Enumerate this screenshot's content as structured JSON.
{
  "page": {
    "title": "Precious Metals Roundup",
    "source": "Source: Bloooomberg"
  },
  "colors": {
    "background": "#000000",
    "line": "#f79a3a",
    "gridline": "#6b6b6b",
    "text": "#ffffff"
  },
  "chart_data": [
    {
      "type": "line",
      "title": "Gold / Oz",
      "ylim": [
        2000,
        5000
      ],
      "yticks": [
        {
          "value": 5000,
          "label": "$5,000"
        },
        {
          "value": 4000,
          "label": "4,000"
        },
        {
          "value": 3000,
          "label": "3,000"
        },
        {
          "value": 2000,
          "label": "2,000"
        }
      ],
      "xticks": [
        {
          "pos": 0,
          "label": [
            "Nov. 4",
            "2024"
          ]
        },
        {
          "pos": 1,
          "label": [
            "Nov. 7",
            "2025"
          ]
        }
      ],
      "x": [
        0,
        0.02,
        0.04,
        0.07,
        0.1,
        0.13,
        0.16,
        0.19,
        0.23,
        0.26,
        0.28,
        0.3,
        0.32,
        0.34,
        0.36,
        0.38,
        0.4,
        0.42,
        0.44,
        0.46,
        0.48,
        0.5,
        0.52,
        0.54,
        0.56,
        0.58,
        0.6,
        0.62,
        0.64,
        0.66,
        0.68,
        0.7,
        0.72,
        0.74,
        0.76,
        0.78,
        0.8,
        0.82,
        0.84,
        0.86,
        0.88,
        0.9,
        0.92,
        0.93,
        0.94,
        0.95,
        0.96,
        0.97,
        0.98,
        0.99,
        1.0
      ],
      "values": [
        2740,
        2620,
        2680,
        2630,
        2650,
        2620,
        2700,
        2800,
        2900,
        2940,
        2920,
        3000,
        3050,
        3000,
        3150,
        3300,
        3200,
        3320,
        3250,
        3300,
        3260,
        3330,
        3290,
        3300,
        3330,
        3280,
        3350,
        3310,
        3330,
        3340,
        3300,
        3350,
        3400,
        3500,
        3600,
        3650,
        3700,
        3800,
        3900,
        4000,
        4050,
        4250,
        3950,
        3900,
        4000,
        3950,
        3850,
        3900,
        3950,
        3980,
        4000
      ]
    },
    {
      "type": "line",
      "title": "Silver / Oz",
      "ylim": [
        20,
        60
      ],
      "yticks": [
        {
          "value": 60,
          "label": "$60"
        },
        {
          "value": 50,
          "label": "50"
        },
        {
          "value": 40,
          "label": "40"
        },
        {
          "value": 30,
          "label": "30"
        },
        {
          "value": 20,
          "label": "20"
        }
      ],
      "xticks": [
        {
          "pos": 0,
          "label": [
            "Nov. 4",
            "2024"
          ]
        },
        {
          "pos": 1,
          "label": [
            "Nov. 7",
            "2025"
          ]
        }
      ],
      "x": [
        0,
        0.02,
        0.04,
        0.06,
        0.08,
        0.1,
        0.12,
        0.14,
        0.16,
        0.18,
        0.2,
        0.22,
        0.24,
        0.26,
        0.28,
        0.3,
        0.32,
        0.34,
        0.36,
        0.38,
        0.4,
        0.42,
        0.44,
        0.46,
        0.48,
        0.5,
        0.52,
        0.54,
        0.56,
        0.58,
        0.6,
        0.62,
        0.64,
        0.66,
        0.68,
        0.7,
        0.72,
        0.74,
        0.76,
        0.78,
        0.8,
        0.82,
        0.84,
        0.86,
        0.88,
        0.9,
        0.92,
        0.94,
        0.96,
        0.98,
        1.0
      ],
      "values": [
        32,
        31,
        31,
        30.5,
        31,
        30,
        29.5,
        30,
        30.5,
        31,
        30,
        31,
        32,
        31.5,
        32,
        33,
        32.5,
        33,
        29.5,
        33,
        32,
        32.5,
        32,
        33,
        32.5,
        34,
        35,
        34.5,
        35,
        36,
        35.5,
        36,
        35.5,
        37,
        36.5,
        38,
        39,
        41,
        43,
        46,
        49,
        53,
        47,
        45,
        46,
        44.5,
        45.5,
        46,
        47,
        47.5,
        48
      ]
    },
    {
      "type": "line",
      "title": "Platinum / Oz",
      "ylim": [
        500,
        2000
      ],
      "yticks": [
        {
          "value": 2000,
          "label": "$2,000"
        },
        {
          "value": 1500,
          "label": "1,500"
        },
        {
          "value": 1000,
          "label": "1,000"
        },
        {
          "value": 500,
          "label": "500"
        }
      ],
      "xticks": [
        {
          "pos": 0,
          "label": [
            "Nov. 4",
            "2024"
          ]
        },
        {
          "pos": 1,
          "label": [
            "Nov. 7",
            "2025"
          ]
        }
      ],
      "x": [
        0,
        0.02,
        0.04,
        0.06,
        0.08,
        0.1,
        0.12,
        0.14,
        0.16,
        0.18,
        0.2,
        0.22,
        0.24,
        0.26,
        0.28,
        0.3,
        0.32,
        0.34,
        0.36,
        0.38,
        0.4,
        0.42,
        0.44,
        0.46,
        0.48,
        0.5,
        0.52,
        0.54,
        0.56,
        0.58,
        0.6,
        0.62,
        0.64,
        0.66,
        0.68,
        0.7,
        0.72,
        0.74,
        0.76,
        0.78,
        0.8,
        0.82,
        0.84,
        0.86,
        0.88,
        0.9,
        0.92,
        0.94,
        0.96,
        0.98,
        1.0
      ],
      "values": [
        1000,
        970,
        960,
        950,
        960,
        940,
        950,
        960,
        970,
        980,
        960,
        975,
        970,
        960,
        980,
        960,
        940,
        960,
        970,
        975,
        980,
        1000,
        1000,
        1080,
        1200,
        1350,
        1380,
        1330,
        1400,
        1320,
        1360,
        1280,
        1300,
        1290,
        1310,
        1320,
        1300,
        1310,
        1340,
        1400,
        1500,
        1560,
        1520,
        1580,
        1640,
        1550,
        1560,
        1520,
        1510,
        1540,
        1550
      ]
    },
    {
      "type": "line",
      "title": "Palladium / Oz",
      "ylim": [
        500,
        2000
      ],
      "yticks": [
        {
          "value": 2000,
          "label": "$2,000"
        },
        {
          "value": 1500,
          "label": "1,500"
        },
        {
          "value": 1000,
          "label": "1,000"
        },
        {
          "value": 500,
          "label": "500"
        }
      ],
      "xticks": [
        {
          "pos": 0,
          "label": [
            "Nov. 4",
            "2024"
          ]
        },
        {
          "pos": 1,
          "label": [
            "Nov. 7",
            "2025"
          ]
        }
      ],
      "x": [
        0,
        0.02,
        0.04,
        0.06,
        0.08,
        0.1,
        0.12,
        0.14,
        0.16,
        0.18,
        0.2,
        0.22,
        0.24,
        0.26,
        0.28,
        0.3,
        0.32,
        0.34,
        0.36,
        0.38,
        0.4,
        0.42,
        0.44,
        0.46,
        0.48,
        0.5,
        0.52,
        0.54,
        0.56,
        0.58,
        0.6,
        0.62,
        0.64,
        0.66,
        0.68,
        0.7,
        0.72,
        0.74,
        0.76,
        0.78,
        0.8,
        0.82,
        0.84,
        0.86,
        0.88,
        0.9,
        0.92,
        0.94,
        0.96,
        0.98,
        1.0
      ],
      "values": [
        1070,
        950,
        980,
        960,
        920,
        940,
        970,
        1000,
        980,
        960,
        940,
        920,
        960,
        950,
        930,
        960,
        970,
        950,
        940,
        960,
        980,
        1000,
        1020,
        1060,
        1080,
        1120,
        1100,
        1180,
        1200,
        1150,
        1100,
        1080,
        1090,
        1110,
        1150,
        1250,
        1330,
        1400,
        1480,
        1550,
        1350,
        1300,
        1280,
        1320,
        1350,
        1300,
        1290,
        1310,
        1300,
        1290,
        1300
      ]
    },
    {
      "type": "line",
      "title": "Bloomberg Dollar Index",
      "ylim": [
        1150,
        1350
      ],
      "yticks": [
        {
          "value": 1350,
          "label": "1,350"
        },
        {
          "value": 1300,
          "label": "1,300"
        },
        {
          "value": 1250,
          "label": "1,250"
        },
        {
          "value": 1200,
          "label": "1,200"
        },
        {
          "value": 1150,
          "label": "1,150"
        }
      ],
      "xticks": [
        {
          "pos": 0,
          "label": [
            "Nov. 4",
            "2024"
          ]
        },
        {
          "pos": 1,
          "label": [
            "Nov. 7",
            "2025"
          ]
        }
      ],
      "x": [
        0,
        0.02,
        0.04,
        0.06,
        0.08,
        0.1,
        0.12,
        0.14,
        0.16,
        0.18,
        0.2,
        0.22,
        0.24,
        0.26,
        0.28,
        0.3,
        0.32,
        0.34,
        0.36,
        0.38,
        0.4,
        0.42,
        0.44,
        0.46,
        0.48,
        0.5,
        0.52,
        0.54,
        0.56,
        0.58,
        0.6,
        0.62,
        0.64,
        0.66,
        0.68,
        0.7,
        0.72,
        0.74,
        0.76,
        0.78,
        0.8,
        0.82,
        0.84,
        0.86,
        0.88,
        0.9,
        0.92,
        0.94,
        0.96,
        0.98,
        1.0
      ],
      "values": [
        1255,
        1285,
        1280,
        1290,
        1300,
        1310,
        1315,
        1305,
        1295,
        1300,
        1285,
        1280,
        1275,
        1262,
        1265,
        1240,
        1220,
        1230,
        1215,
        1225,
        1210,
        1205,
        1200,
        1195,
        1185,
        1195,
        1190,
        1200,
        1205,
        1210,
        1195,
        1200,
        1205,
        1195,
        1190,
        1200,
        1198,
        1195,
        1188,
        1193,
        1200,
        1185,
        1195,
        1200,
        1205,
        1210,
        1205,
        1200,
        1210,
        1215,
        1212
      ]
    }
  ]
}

* * *

* **What you need to do**
Check each line of the records above for the word "title", then give the number of lines that have it, with no other words.

* **Task output**
6